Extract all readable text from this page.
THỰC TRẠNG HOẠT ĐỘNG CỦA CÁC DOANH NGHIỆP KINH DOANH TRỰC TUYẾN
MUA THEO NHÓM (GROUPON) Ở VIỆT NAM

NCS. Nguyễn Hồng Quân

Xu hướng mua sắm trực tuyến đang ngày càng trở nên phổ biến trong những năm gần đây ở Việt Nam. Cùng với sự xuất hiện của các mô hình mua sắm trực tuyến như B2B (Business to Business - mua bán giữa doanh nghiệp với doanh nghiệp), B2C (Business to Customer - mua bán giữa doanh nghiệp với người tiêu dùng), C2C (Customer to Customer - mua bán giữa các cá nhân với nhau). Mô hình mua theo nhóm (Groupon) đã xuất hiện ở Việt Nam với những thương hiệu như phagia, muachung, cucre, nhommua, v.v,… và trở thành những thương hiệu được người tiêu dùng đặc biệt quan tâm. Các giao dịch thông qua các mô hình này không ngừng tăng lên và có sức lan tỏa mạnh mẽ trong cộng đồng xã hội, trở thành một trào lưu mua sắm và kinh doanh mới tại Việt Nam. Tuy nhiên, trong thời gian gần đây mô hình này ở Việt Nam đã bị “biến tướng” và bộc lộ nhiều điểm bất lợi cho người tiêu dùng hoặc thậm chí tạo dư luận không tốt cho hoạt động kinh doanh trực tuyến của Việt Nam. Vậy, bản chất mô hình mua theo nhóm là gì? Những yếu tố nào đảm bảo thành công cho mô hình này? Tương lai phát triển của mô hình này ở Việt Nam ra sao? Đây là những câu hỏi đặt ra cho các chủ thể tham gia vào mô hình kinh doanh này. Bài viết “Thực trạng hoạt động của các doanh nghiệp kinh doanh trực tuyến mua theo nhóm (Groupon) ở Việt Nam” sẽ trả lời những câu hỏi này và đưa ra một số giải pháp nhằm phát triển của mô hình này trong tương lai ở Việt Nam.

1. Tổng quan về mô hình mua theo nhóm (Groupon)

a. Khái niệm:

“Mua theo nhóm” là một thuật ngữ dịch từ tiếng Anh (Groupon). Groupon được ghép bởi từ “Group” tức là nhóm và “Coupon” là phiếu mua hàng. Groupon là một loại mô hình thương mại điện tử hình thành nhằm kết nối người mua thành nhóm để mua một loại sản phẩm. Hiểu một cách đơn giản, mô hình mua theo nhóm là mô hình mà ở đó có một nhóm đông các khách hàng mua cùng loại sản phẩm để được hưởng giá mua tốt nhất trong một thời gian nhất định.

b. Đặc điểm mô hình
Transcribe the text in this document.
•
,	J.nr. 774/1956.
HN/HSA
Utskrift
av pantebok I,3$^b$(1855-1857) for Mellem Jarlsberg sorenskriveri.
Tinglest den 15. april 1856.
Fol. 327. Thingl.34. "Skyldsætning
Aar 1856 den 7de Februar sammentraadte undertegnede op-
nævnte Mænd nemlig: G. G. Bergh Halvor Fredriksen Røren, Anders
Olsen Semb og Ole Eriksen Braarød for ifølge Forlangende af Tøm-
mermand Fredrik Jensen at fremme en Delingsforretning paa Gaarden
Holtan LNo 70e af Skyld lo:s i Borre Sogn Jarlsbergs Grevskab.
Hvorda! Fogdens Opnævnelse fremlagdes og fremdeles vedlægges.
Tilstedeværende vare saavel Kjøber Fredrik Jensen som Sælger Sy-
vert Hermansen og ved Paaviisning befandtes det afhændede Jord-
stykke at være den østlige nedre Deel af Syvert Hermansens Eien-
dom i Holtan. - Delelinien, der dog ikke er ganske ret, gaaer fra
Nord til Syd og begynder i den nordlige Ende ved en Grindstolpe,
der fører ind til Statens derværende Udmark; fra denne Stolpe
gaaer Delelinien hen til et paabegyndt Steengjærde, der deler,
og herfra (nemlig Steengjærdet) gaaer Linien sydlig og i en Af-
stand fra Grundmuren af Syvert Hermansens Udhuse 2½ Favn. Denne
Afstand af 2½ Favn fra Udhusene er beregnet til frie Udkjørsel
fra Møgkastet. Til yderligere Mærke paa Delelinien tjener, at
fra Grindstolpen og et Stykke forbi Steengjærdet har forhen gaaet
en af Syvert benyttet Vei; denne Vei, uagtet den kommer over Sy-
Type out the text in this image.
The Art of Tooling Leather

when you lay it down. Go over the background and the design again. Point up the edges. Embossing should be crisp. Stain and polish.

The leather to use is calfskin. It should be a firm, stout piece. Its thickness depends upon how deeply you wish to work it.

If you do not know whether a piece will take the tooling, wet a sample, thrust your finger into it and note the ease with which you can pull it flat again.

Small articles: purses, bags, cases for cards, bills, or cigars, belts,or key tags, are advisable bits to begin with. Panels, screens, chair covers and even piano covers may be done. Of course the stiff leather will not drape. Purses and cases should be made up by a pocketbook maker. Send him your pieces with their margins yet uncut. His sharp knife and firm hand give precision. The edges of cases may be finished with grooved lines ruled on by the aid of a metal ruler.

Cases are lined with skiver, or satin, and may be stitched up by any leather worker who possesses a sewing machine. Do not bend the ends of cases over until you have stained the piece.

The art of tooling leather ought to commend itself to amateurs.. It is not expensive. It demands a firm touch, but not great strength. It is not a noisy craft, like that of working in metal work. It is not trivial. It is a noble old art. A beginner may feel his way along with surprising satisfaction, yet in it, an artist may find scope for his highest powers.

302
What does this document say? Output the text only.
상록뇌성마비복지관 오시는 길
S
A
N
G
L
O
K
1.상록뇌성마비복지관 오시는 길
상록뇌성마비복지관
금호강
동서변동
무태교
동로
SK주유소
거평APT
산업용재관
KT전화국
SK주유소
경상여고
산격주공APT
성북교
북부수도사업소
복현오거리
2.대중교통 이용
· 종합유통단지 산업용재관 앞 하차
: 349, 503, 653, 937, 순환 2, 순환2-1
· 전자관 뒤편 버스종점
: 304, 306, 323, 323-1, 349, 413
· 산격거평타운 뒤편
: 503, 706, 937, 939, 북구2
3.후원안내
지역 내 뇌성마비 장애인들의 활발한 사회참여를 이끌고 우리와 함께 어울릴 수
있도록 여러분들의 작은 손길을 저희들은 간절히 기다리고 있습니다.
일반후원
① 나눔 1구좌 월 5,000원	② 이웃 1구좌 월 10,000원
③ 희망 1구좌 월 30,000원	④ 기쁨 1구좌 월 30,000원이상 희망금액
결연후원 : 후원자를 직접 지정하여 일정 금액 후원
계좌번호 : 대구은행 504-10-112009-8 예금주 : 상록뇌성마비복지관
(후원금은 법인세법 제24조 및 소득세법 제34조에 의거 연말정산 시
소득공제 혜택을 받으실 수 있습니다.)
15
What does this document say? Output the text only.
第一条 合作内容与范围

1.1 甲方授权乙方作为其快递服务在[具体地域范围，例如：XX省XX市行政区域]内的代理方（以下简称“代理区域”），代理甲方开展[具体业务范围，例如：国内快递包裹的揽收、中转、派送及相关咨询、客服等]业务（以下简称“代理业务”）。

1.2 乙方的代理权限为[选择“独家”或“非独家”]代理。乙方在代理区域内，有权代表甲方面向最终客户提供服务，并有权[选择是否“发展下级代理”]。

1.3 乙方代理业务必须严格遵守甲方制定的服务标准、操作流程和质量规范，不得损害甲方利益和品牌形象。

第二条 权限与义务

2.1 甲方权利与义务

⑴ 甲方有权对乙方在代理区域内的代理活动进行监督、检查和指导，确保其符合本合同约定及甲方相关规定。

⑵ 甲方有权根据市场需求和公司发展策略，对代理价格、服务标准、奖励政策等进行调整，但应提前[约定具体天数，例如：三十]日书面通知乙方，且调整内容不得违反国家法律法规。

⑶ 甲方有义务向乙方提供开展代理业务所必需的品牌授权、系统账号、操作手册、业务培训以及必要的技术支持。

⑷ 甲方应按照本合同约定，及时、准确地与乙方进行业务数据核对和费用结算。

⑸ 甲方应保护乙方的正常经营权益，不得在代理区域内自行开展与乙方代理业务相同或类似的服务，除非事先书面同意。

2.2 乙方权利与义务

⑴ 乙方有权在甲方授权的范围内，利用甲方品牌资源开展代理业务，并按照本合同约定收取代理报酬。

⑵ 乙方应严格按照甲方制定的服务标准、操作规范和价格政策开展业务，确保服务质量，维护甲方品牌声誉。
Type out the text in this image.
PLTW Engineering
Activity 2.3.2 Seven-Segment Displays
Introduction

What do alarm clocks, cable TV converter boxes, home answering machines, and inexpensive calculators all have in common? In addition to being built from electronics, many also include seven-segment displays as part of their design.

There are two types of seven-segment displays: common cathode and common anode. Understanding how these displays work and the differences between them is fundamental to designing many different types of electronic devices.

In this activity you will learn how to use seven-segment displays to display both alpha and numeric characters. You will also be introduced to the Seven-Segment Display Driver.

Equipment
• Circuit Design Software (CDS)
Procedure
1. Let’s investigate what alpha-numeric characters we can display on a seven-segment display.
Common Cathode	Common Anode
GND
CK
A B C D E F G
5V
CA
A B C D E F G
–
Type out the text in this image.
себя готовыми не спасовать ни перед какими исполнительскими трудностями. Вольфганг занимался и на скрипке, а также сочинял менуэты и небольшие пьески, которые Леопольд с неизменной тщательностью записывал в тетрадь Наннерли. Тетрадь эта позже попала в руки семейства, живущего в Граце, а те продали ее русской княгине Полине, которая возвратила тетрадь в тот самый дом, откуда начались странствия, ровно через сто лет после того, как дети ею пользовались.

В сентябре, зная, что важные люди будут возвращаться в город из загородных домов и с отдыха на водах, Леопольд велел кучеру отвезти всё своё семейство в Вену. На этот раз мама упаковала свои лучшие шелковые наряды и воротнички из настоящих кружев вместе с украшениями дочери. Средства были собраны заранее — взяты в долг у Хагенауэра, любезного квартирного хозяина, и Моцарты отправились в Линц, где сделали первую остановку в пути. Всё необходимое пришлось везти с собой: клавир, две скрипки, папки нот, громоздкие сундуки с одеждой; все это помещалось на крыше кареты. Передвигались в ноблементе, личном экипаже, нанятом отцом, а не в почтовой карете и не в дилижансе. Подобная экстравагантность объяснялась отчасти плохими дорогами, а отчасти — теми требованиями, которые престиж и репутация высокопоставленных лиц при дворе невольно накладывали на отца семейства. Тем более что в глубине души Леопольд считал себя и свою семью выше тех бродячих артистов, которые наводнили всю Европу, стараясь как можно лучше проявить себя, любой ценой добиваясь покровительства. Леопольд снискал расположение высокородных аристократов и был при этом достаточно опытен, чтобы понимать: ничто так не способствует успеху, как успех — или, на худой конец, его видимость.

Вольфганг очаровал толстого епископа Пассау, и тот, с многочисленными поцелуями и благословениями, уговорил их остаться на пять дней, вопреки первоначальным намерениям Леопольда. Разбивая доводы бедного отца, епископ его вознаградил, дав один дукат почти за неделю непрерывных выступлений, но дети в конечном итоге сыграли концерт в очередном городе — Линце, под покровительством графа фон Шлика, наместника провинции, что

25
══════════════════════════════
**Task instructions**. State only the count of lines above that hold the string "cases".

**Correct answer**. 2